> OBJECTIVE
Give the entries again exactly, every one of them.

> DATASET RECORDS
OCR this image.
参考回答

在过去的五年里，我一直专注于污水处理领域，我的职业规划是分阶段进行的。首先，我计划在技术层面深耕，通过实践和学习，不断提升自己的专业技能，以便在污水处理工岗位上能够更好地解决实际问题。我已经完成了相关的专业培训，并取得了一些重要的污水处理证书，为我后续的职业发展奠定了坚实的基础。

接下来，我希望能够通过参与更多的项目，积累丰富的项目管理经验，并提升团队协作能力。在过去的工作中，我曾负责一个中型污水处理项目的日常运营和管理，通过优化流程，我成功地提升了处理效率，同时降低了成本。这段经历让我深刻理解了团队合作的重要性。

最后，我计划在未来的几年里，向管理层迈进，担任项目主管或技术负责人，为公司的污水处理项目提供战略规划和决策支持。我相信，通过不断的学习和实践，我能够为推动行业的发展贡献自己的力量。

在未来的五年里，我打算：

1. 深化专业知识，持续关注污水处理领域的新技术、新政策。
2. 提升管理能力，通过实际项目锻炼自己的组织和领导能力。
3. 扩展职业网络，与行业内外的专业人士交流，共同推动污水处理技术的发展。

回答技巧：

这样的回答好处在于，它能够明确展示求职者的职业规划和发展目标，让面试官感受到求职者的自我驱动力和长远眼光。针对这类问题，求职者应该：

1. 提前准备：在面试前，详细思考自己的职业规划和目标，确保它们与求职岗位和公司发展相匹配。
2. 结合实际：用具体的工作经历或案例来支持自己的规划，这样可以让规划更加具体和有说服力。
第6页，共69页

> COMPLETE ANSWER
OCR this image.
参考回答

在过去的五年里，我一直专注于污水处理领域，我的职业规划是分阶段进行的。首先，我计划在技术层面深耕，通过实践和学习，不断提升自己的专业技能，以便在污水处理工岗位上能够更好地解决实际问题。我已经完成了相关的专业培训，并取得了一些重要的污水处理证书，为我后续的职业发展奠定了坚实的基础。

接下来，我希望能够通过参与更多的项目，积累丰富的项目管理经验，并提升团队协作能力。在过去的工作中，我曾负责一个中型污水处理项目的日常运营和管理，通过优化流程，我成功地提升了处理效率，同时降低了成本。这段经历让我深刻理解了团队合作的重要性。

最后，我计划在未来的几年里，向管理层迈进，担任项目主管或技术负责人，为公司的污水处理项目提供战略规划和决策支持。我相信，通过不断的学习和实践，我能够为推动行业的发展贡献自己的力量。

在未来的五年里，我打算：

1. 深化专业知识，持续关注污水处理领域的新技术、新政策。
2. 提升管理能力，通过实际项目锻炼自己的组织和领导能力。
3. 扩展职业网络，与行业内外的专业人士交流，共同推动污水处理技术的发展。

回答技巧：

这样的回答好处在于，它能够明确展示求职者的职业规划和发展目标，让面试官感受到求职者的自我驱动力和长远眼光。针对这类问题，求职者应该：

1. 提前准备：在面试前，详细思考自己的职业规划和目标，确保它们与求职岗位和公司发展相匹配。
2. 结合实际：用具体的工作经历或案例来支持自己的规划，这样可以让规划更加具体和有说服力。
第6页，共69页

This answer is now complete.